## Task prompt
Retype each entry below, keeping every character the same.

------------------------------------------------------------

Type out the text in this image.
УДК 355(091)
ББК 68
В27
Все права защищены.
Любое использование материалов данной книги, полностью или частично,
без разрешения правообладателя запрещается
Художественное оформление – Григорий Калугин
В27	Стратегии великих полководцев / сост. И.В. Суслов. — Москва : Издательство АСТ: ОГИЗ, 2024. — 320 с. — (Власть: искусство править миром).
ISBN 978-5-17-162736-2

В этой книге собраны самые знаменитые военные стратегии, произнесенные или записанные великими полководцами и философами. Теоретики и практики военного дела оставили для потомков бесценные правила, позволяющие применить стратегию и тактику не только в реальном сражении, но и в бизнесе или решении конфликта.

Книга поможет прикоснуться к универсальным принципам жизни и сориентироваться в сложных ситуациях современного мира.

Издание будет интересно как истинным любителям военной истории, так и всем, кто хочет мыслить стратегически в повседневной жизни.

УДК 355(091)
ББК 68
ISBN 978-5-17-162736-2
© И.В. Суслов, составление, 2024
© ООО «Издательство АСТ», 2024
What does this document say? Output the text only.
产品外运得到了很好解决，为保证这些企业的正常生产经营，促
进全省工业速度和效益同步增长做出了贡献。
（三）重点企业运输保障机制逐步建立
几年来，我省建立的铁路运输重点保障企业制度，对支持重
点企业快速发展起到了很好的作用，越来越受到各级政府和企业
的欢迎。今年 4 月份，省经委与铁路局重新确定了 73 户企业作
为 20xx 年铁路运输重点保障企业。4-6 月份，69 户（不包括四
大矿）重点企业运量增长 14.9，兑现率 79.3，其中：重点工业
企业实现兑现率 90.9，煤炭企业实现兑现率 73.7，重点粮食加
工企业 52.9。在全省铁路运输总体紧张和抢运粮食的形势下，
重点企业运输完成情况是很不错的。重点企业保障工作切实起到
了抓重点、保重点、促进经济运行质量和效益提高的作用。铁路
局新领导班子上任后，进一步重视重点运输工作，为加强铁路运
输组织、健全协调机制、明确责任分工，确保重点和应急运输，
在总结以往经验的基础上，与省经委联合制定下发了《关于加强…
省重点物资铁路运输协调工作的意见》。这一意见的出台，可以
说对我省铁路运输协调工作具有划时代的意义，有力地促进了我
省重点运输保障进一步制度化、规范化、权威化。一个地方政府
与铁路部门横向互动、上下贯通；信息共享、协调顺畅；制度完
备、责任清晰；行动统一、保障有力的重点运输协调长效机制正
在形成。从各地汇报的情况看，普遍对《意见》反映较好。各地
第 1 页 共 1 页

------------------------------------------------------------

## Reply to the exercise
Type out the text in this image.
УДК 355(091)
ББК 68
В27
Все права защищены.
Любое использование материалов данной книги, полностью или частично,
без разрешения правообладателя запрещается
Художественное оформление – Григорий Калугин
В27	Стратегии великих полководцев / сост. И.В. Суслов. — Москва : Издательство АСТ: ОГИЗ, 2024. — 320 с. — (Власть: искусство править миром).
ISBN 978-5-17-162736-2

В этой книге собраны самые знаменитые военные стратегии, произнесенные или записанные великими полководцами и философами. Теоретики и практики военного дела оставили для потомков бесценные правила, позволяющие применить стратегию и тактику не только в реальном сражении, но и в бизнесе или решении конфликта.

Книга поможет прикоснуться к универсальным принципам жизни и сориентироваться в сложных ситуациях современного мира.

Издание будет интересно как истинным любителям военной истории, так и всем, кто хочет мыслить стратегически в повседневной жизни.

УДК 355(091)
ББК 68
ISBN 978-5-17-162736-2
© И.В. Суслов, составление, 2024
© ООО «Издательство АСТ», 2024
What does this document say? Output the text only.
产品外运得到了很好解决，为保证这些企业的正常生产经营，促
进全省工业速度和效益同步增长做出了贡献。
（三）重点企业运输保障机制逐步建立
几年来，我省建立的铁路运输重点保障企业制度，对支持重
点企业快速发展起到了很好的作用，越来越受到各级政府和企业
的欢迎。今年 4 月份，省经委与铁路局重新确定了 73 户企业作
为 20xx 年铁路运输重点保障企业。4-6 月份，69 户（不包括四
大矿）重点企业运量增长 14.9，兑现率 79.3，其中：重点工业
企业实现兑现率 90.9，煤炭企业实现兑现率 73.7，重点粮食加
工企业 52.9。在全省铁路运输总体紧张和抢运粮食的形势下，
重点企业运输完成情况是很不错的。重点企业保障工作切实起到
了抓重点、保重点、促进经济运行质量和效益提高的作用。铁路
局新领导班子上任后，进一步重视重点运输工作，为加强铁路运
输组织、健全协调机制、明确责任分工，确保重点和应急运输，
在总结以往经验的基础上，与省经委联合制定下发了《关于加强…
省重点物资铁路运输协调工作的意见》。这一意见的出台，可以
说对我省铁路运输协调工作具有划时代的意义，有力地促进了我
省重点运输保障进一步制度化、规范化、权威化。一个地方政府
与铁路部门横向互动、上下贯通；信息共享、协调顺畅；制度完
备、责任清晰；行动统一、保障有力的重点运输协调长效机制正
在形成。从各地汇报的情况看，普遍对《意见》反映较好。各地
第 1 页 共 1 页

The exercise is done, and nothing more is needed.